**Directions**
In the listing below, locate the lines bearing the word "τιμές". Copy every one of them.

/---

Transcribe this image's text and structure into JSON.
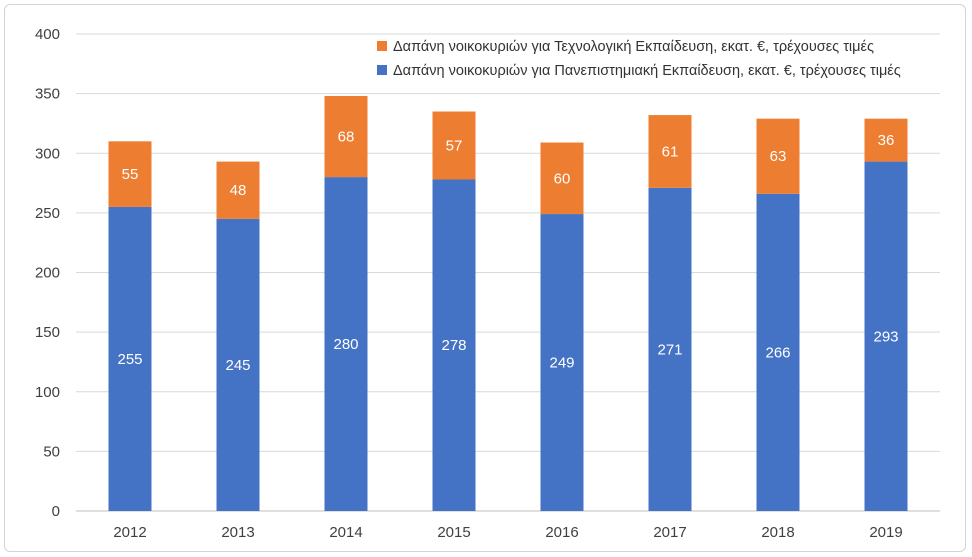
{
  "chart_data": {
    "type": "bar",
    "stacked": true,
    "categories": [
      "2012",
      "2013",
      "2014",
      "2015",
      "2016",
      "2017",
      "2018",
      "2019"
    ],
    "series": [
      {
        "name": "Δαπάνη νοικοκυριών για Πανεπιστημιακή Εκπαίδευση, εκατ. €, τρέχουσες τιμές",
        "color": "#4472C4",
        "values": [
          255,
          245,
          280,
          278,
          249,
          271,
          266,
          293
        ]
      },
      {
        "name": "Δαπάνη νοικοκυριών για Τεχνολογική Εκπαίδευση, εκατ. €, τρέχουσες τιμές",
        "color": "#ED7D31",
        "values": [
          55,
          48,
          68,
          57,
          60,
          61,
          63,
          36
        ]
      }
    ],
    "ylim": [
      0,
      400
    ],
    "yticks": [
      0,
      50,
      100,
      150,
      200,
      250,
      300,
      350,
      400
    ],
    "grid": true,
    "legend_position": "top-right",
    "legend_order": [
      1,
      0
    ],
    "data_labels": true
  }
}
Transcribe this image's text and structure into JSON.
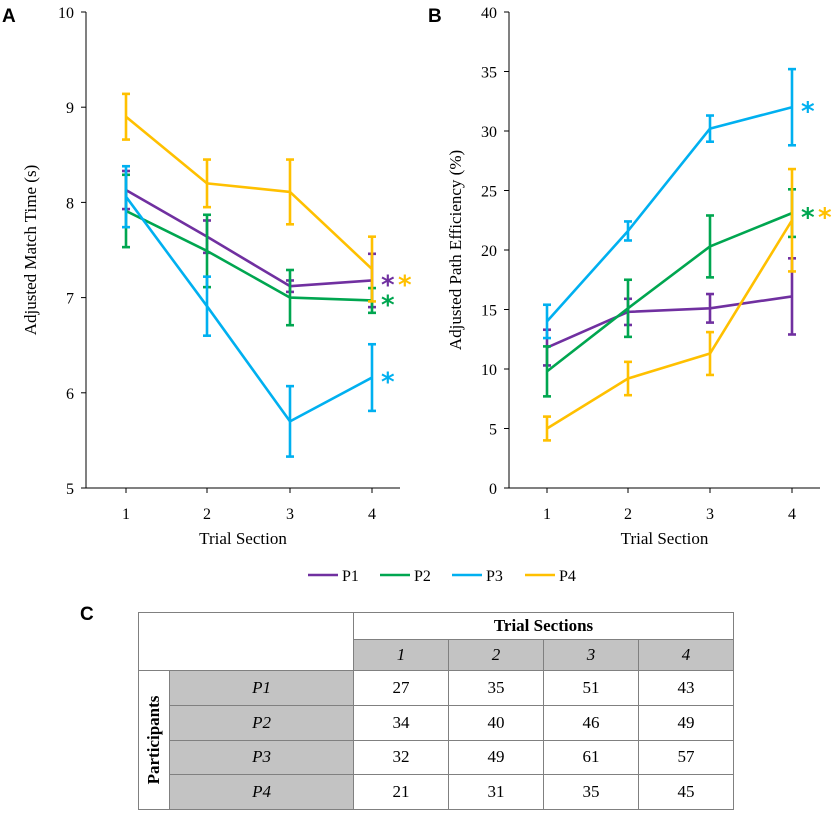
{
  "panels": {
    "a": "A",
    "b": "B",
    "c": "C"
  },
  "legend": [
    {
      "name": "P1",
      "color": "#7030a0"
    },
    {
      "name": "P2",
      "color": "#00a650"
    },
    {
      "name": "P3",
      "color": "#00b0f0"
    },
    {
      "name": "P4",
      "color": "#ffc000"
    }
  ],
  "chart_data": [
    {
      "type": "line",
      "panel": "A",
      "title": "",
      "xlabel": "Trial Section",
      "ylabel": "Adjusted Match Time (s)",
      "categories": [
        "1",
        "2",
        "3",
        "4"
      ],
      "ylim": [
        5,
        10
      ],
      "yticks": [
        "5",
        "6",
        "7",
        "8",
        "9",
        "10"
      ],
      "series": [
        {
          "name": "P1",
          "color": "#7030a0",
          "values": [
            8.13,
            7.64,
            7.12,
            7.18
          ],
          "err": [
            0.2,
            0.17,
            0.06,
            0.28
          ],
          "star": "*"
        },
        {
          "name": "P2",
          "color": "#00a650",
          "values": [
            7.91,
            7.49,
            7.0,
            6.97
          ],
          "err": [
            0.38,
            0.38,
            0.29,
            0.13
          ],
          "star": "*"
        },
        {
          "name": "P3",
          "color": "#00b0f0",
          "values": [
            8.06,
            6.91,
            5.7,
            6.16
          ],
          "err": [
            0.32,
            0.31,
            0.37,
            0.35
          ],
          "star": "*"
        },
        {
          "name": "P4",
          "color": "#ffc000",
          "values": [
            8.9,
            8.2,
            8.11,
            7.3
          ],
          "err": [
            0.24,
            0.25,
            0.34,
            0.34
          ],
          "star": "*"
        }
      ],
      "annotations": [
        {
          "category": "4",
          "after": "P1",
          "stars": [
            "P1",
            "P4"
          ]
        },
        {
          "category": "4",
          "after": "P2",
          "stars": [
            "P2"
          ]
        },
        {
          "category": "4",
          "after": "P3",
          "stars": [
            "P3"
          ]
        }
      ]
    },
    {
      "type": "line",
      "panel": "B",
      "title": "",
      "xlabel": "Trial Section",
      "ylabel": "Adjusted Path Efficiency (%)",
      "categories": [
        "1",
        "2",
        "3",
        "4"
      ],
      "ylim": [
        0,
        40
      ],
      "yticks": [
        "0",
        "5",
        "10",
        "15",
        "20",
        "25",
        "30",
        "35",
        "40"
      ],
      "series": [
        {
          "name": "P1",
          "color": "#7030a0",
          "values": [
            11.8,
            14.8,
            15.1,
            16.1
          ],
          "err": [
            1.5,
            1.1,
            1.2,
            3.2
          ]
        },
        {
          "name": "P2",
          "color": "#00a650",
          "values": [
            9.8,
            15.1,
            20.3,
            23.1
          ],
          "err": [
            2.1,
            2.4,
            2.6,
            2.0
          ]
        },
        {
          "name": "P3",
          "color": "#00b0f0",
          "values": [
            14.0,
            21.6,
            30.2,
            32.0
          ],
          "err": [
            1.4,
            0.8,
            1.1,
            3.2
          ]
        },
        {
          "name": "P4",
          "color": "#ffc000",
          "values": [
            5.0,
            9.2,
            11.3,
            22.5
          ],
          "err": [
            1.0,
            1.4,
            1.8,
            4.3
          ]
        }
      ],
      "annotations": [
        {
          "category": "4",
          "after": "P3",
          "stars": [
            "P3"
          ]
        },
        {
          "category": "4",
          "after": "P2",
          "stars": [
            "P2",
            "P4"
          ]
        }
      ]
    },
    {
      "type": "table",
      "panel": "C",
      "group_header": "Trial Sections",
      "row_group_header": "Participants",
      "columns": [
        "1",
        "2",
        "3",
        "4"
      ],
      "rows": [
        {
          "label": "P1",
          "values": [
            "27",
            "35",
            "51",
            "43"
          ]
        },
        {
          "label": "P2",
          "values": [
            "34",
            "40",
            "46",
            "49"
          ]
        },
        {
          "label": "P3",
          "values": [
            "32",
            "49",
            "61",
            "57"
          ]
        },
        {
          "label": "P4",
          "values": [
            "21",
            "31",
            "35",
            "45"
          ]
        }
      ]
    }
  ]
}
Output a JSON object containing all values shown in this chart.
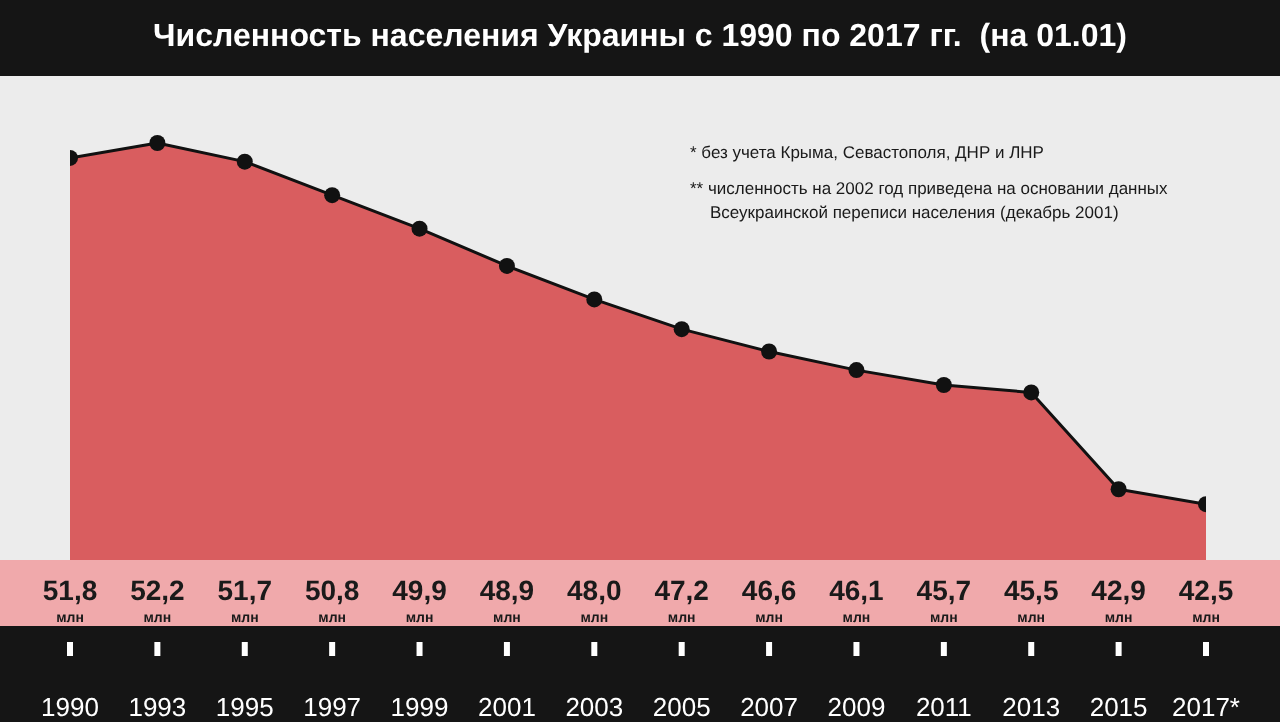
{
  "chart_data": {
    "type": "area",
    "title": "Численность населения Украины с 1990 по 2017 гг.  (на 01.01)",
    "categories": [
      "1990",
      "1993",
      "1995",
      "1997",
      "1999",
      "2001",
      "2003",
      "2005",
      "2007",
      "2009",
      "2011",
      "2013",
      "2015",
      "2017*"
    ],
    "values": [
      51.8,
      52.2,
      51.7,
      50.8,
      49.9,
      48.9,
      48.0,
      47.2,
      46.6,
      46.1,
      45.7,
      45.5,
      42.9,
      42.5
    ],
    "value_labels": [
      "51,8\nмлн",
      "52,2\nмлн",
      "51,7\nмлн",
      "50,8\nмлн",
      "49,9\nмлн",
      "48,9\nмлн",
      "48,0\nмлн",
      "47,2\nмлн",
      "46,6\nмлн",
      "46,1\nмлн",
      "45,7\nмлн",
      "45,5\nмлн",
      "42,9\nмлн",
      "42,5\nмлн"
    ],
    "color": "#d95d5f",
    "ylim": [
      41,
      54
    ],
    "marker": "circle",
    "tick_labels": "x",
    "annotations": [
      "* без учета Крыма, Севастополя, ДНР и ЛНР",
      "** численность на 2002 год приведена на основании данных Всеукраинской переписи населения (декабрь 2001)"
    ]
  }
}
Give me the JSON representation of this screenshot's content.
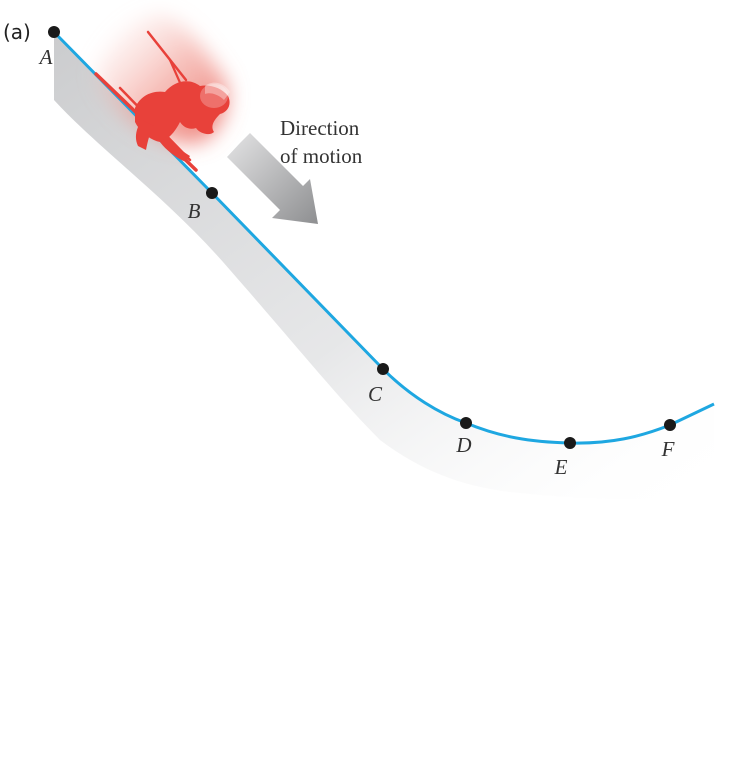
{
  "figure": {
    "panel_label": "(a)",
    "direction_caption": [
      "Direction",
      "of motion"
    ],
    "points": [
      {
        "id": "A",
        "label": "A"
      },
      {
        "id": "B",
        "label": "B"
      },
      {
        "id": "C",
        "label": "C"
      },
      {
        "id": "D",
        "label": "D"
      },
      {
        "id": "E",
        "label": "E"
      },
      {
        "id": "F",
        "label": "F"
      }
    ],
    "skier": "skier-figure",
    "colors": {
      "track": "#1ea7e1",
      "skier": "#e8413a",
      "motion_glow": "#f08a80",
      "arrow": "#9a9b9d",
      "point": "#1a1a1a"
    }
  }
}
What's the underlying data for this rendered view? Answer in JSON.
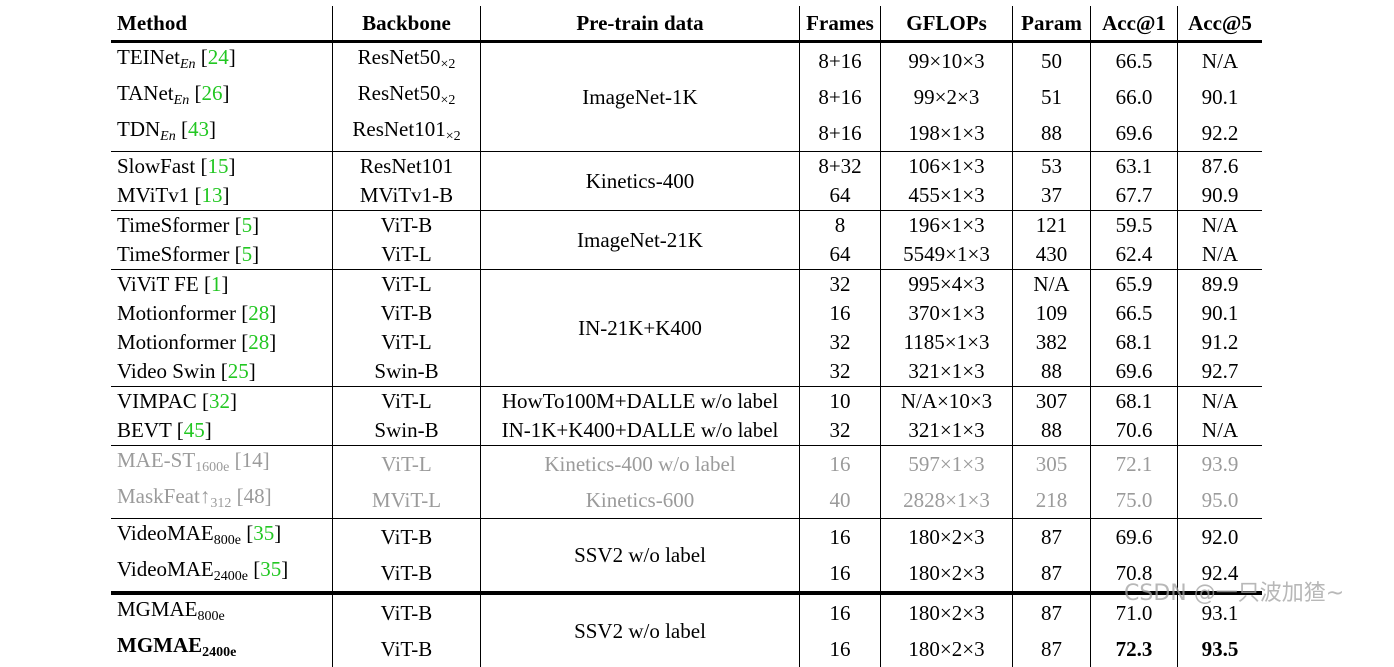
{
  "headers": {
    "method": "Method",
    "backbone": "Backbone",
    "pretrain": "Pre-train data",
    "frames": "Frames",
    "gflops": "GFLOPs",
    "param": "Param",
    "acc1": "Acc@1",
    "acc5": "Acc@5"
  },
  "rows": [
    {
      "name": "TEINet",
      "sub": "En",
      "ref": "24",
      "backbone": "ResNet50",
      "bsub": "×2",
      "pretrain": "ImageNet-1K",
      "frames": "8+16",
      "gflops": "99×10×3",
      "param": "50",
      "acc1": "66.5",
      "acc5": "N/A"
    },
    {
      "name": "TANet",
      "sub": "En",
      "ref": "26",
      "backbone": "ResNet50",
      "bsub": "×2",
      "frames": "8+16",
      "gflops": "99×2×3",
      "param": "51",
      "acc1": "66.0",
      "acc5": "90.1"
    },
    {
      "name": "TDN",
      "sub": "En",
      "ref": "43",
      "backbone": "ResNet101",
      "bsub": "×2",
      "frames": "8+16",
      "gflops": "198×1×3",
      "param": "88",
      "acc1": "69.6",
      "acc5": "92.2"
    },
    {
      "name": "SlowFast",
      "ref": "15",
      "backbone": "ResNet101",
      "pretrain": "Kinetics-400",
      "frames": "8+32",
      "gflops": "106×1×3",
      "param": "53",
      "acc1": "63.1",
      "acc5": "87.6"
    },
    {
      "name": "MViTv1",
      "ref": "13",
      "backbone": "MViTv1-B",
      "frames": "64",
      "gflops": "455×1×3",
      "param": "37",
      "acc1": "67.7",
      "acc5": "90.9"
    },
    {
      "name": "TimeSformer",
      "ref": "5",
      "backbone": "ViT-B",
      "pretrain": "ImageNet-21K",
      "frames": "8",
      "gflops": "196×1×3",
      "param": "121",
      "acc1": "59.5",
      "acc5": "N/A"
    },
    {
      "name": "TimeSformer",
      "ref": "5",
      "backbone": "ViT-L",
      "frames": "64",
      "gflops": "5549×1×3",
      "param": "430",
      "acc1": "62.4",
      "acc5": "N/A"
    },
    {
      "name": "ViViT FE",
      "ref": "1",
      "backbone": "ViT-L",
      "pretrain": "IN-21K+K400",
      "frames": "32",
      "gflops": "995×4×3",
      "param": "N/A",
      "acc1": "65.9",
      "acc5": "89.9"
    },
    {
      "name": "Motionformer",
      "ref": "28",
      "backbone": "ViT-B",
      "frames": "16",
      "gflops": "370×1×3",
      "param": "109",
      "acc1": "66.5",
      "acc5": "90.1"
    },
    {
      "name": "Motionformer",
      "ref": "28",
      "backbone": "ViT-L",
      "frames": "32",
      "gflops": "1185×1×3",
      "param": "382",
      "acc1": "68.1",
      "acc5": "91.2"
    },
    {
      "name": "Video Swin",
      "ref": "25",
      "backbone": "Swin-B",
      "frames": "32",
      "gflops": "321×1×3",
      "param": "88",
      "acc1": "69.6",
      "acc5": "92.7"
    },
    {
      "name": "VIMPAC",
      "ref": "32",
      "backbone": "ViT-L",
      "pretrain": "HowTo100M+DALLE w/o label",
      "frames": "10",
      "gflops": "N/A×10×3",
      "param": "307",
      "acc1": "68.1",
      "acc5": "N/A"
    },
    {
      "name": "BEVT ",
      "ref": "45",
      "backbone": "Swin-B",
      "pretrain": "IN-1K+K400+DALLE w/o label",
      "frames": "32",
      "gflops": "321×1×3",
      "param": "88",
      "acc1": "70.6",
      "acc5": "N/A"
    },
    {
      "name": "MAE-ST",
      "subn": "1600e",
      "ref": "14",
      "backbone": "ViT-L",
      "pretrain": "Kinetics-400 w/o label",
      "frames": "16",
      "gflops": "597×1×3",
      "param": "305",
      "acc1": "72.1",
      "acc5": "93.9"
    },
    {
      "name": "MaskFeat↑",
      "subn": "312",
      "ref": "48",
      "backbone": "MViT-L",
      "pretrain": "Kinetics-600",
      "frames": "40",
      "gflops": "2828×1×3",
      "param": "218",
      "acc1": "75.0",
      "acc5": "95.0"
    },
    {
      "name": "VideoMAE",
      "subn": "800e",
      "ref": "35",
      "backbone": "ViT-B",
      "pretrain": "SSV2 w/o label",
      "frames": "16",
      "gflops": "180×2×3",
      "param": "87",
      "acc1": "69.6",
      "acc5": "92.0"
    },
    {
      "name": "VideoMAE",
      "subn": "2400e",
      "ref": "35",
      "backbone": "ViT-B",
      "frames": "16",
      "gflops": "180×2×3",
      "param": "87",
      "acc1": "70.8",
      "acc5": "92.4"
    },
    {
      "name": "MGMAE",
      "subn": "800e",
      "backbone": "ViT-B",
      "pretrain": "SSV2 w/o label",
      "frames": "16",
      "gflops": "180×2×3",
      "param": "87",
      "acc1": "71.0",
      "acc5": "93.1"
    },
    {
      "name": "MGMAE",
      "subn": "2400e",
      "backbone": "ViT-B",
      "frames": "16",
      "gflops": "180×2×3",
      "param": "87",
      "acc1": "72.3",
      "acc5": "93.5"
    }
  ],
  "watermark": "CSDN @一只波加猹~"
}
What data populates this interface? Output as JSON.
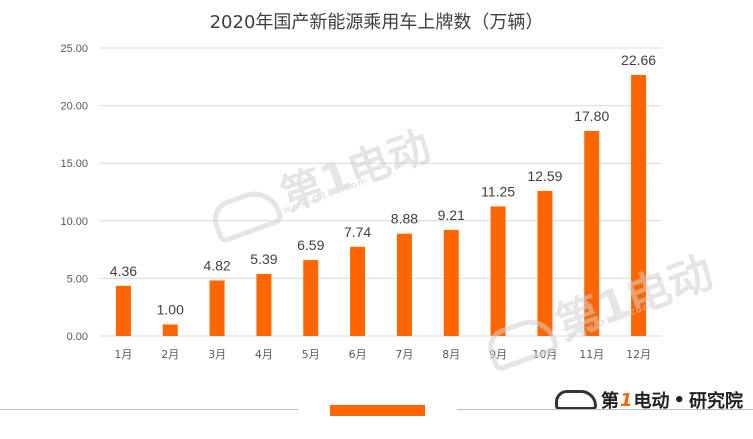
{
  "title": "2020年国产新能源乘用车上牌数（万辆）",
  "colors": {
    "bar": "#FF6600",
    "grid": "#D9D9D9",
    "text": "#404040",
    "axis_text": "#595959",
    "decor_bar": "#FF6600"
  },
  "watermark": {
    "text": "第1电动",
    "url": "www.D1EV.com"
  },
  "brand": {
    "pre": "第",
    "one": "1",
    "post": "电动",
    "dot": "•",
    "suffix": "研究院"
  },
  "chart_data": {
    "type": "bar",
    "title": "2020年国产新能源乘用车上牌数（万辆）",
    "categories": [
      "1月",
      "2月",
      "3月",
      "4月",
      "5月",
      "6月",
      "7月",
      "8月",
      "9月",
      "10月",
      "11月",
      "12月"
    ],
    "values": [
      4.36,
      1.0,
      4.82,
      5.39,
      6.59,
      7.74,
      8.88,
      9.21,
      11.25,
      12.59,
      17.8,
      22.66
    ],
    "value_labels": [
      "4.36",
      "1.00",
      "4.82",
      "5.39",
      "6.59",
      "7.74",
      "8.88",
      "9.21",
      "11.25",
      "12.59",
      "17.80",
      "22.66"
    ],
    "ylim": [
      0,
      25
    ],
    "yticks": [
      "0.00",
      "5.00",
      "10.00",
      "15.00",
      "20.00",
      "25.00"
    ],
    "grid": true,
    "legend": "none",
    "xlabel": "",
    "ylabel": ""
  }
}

\---

**Solution to the problem**
        "name": "Δαπάνη νοικοκυριών για Πανεπιστημιακή Εκπαίδευση, εκατ. €, τρέχουσες τιμές",
        "name": "Δαπάνη νοικοκυριών για Τεχνολογική Εκπαίδευση, εκατ. €, τρέχουσες τιμές",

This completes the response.